[EXERCISE] Check each line for the string "name". Give only the count of lines that have it.

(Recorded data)
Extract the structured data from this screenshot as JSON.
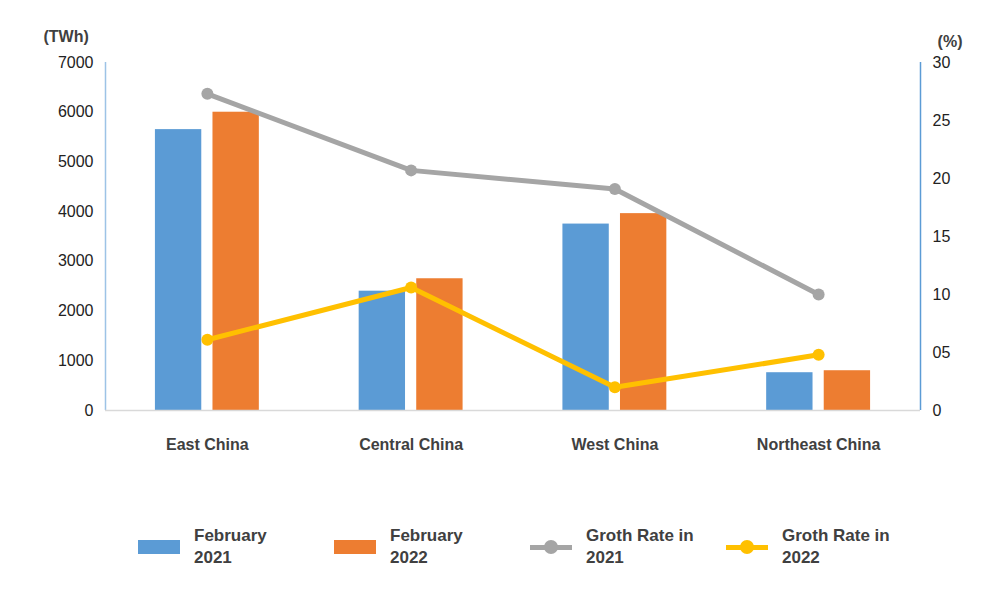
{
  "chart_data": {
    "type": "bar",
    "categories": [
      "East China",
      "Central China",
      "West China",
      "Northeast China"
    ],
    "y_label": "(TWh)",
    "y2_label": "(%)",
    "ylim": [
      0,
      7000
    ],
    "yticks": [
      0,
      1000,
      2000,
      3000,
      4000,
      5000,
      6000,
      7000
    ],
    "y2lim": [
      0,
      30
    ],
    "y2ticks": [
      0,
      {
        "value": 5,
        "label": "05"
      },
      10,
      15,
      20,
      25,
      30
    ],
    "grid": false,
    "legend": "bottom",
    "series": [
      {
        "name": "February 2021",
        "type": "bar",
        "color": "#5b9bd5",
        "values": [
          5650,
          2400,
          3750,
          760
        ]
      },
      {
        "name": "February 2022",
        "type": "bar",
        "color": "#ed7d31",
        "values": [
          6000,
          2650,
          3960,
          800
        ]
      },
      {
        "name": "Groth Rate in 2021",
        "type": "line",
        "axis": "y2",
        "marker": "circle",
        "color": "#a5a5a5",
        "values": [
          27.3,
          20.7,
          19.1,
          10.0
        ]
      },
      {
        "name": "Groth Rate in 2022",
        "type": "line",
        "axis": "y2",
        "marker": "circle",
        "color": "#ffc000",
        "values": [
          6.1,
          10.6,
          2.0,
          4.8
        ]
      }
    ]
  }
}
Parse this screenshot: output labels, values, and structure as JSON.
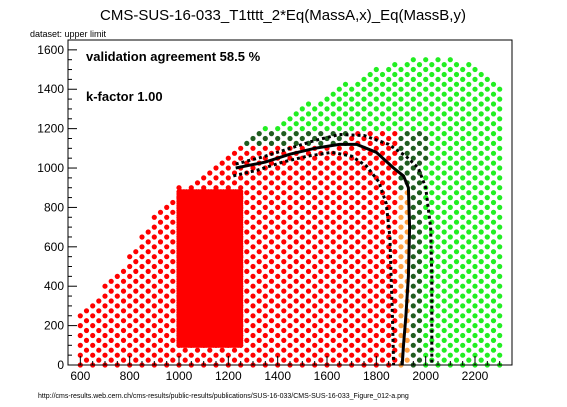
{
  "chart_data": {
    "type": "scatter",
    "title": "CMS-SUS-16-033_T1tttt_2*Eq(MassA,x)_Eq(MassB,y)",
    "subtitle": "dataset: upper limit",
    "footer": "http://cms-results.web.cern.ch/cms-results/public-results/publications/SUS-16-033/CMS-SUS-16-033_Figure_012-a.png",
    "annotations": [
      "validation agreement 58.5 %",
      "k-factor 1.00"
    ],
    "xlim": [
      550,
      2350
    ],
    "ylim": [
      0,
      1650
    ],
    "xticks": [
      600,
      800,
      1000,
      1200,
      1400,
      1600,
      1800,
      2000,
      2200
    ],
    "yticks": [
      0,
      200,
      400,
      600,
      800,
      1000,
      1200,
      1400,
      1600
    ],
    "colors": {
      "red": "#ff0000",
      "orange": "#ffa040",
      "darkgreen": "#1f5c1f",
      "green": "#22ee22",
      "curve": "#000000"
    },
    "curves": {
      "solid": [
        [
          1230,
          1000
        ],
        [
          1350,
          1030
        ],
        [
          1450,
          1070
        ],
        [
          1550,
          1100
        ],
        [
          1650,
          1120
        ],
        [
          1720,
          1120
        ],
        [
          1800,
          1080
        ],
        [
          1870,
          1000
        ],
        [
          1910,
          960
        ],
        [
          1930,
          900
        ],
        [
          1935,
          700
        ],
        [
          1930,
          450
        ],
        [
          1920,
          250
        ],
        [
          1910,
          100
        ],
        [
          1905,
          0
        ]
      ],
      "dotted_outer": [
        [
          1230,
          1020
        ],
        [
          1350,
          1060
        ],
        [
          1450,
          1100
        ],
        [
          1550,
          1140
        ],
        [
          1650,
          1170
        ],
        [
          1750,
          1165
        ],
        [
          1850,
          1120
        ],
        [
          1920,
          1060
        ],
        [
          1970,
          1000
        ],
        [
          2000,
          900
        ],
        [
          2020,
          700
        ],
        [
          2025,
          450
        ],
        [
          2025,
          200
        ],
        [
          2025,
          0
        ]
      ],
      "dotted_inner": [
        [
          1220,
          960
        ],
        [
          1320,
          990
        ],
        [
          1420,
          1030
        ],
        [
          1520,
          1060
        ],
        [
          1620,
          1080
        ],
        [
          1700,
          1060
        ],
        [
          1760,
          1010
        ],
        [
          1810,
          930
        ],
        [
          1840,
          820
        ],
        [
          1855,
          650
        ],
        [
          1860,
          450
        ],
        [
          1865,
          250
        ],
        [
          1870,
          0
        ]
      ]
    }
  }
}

[FULL SOLUTION] 4